===== Extracted text =====

# Muzzle



## Redredbettyz (Feb 9, 2019)

Anyone give this PCB a shot? I get no signal and the THAT 4301 gets very hot in a short amount of time. I've gone over the board for cold joints, or misplaced components a few times and everything looks good. Does it sound like I got a bad THAT IC? I hope not, that thing was not cheap.


----------



## Robert (Feb 9, 2019)

Yep this one has been built several times, I have one myself.

How did you wire up the these two spots on your PCB?


----------



## Redredbettyz (Feb 9, 2019)

I wired a spdt toggle switch to the three hole area. I left the two hole open. I assume the two hole is key input and the three is the range jumper?


----------



## Robert (Feb 9, 2019)

That's correct.    You'll need to temporarily install a jumper wire across the Key pads as well.  

This could explain why you aren't getting any output,  but the THAT shouldn't be getting hot regardless.

EDIT: Verified that the THAT doesn't get hot in normal operation


----------



## Redredbettyz (Feb 9, 2019)

Looks like it was a bad LT1054 causing the overheating. Things seem to be up and going in my test rig. Thanks for your help!


----------



## Robert (Feb 9, 2019)

Awesome!    This one is next in line for build docs....  Just in the event that you want to wire up the Key input.


----------



## geargasstore (Feb 9, 2019)

An LT1054 getting hot usually means you might have a short somewhere. Double check for any solder bridges. If you buy charge pumps from authorized places, you should(99.99999% of the time) never get faulty ones.


----------



## Redredbettyz (Feb 14, 2019)

geargasstore said:


> An LT1054 getting hot usually means you might have a short somewhere. Double check for any solder bridges. If you buy charge pumps from authorized places, you should(99.99999% of the time) never get faulty ones.


Can confirm on the bad LT1054, bad luck I guess. They have been my preferred charge pump because of lack of issues i've run into with them. I put a MAX1044 in there temporarily to check if I could get signal through, and it worked with some background noise issues (as expected). Got a new batch of of LT1054's in today and it fired up perfect. Thanks for your input!


----------



## Redredbettyz (Feb 14, 2019)

===== Extracted data =====

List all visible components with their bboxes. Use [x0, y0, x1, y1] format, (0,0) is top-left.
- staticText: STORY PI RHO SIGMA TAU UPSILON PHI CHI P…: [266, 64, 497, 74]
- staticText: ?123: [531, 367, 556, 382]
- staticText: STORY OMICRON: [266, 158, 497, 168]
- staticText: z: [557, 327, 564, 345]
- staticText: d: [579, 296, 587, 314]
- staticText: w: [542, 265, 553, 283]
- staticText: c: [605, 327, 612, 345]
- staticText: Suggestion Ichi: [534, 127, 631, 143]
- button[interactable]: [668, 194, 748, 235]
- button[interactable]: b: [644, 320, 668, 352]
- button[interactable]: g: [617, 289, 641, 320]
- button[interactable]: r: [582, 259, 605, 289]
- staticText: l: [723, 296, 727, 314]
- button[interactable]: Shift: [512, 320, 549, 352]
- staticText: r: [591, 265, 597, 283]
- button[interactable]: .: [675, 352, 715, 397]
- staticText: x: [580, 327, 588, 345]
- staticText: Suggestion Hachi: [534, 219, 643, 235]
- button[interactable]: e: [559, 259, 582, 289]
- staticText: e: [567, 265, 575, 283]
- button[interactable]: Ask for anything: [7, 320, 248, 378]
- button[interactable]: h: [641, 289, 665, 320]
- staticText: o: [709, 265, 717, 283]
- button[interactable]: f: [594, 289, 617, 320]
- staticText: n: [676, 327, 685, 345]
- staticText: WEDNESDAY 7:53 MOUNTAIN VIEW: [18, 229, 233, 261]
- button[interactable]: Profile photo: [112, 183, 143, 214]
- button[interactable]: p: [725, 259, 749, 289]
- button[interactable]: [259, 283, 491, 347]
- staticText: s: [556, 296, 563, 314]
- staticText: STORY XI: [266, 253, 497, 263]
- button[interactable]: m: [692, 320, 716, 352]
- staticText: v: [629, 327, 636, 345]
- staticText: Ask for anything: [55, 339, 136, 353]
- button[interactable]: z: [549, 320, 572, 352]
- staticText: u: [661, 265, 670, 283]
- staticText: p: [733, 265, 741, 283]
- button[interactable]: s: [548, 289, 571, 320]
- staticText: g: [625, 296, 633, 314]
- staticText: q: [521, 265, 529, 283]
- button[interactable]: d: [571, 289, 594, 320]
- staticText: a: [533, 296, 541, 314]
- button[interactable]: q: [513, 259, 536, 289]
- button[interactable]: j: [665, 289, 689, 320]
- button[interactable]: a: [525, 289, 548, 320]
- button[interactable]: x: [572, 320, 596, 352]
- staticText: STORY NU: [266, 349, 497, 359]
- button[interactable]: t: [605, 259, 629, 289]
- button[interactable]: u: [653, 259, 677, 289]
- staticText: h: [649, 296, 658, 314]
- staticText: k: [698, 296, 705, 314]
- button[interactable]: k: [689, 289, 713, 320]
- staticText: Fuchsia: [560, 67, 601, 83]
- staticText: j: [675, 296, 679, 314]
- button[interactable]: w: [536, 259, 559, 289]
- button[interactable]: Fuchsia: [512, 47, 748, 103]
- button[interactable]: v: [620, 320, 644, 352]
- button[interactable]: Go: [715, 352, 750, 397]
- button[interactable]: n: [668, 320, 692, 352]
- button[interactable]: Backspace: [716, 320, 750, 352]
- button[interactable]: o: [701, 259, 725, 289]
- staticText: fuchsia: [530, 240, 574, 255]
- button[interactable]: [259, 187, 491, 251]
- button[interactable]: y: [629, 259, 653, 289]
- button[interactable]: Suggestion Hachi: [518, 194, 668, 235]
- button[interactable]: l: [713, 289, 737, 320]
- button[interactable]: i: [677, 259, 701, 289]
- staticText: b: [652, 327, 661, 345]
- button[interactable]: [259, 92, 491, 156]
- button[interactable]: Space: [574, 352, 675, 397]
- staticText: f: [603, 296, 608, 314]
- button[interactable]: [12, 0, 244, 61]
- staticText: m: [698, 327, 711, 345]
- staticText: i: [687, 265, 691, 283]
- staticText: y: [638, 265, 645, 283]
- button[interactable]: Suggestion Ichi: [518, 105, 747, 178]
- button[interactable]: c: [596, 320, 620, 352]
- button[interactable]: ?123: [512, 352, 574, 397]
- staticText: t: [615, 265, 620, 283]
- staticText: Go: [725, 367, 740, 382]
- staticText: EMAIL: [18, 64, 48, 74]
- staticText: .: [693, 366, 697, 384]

=====

Aim:
Reproduce the stretch of the forum thread from "This could explain" through "for your help!" word for word. The records have no connection to the forum thread.

Reply to the task:
This could explain why you aren't getting any output,  but the THAT shouldn't be getting hot regardless.

EDIT: Verified that the THAT doesn't get hot in normal operation


----------



## Redredbettyz (Feb 9, 2019)

Looks like it was a bad LT1054 causing the overheating. Things seem to be up and going in my test rig. Thanks for your help!